(EXERCISE OBJECTIVE)
Among the lines below, list those containing the string "Пирог".

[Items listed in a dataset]
━━━

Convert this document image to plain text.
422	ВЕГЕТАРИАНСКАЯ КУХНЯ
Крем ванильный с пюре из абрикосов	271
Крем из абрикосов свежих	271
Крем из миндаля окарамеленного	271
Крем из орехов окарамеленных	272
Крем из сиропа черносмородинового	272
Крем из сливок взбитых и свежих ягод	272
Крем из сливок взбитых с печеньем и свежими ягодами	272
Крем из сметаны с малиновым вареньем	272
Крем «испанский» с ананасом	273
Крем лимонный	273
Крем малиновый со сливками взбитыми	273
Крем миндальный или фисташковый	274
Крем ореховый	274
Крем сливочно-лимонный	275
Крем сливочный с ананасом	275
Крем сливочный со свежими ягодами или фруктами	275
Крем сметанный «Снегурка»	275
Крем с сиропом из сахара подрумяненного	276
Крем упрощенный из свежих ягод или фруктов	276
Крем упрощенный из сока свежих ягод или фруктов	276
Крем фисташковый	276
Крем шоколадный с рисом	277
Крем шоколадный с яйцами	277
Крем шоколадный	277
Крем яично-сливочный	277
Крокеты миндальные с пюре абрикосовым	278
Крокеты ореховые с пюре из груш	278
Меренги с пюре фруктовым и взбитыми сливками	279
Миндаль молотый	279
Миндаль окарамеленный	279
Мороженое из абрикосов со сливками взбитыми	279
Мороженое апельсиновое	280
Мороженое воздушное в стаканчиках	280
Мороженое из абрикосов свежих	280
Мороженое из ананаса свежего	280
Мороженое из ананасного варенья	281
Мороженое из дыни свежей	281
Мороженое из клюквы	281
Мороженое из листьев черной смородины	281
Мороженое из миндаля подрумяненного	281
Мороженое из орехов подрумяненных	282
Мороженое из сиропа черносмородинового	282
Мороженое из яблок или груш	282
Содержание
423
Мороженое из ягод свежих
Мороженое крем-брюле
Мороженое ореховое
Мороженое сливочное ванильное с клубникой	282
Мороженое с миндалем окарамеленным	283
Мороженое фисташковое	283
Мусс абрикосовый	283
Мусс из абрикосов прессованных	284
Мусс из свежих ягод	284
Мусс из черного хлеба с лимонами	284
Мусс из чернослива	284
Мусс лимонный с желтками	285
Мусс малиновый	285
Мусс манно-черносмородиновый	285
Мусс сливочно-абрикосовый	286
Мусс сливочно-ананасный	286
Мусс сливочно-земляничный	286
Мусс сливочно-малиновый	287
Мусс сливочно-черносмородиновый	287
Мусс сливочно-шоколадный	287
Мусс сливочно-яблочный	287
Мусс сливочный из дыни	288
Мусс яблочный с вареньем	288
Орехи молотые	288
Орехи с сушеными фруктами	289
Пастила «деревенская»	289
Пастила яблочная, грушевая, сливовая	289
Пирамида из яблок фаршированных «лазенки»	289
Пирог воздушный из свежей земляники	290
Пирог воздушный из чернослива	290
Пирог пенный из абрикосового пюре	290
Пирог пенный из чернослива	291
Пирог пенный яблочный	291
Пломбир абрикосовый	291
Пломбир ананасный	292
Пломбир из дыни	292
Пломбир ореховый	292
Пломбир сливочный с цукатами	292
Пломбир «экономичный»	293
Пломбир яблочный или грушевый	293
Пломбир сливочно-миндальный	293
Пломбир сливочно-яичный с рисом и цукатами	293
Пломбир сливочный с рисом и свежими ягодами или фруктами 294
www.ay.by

━━━

(THE REPLY)
Пирог воздушный из свежей земляники	290
Пирог воздушный из чернослива	290
Пирог пенный из абрикосового пюре	290
Пирог пенный из чернослива	291
Пирог пенный яблочный	291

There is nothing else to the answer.